**WHAT YOU ARE ASKED TO DO:** Every record must be repeated exactly, with no omission.

**INPUT DATA:**
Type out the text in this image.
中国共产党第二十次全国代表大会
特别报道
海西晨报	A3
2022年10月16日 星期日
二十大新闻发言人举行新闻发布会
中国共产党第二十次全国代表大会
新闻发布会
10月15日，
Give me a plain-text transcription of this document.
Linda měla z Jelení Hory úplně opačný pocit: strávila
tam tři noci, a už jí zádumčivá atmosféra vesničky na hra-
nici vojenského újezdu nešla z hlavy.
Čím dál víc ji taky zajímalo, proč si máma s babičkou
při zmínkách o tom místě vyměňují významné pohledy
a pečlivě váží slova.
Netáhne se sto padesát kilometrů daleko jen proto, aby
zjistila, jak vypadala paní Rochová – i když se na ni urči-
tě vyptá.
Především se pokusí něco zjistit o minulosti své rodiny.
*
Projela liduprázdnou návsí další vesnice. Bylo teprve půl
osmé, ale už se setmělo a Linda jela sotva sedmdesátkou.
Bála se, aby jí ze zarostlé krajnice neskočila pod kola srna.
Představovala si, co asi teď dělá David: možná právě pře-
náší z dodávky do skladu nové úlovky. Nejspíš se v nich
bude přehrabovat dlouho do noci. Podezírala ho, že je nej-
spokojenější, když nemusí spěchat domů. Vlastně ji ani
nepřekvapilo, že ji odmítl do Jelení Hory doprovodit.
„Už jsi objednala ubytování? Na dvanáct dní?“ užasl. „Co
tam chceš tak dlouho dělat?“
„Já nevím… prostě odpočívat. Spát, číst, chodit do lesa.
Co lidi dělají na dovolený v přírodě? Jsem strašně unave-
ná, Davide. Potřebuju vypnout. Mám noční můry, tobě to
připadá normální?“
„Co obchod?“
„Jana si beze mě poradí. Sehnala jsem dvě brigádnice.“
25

**FINISHED ANSWER:**
Type out the text in this image.
中国共产党第二十次全国代表大会
特别报道
海西晨报	A3
2022年10月16日 星期日
二十大新闻发言人举行新闻发布会
中国共产党第二十次全国代表大会
新闻发布会
10月15日，
Give me a plain-text transcription of this document.
Linda měla z Jelení Hory úplně opačný pocit: strávila
tam tři noci, a už jí zádumčivá atmosféra vesničky na hra-
nici vojenského újezdu nešla z hlavy.
Čím dál víc ji taky zajímalo, proč si máma s babičkou
při zmínkách o tom místě vyměňují významné pohledy
a pečlivě váží slova.
Netáhne se sto padesát kilometrů daleko jen proto, aby
zjistila, jak vypadala paní Rochová – i když se na ni urči-
tě vyptá.
Především se pokusí něco zjistit o minulosti své rodiny.
*
Projela liduprázdnou návsí další vesnice. Bylo teprve půl
osmé, ale už se setmělo a Linda jela sotva sedmdesátkou.
Bála se, aby jí ze zarostlé krajnice neskočila pod kola srna.
Představovala si, co asi teď dělá David: možná právě pře-
náší z dodávky do skladu nové úlovky. Nejspíš se v nich
bude přehrabovat dlouho do noci. Podezírala ho, že je nej-
spokojenější, když nemusí spěchat domů. Vlastně ji ani
nepřekvapilo, že ji odmítl do Jelení Hory doprovodit.
„Už jsi objednala ubytování? Na dvanáct dní?“ užasl. „Co
tam chceš tak dlouho dělat?“
„Já nevím… prostě odpočívat. Spát, číst, chodit do lesa.
Co lidi dělají na dovolený v přírodě? Jsem strašně unave-
ná, Davide. Potřebuju vypnout. Mám noční můry, tobě to
připadá normální?“
„Co obchod?“
„Jana si beze mě poradí. Sehnala jsem dvě brigádnice.“
25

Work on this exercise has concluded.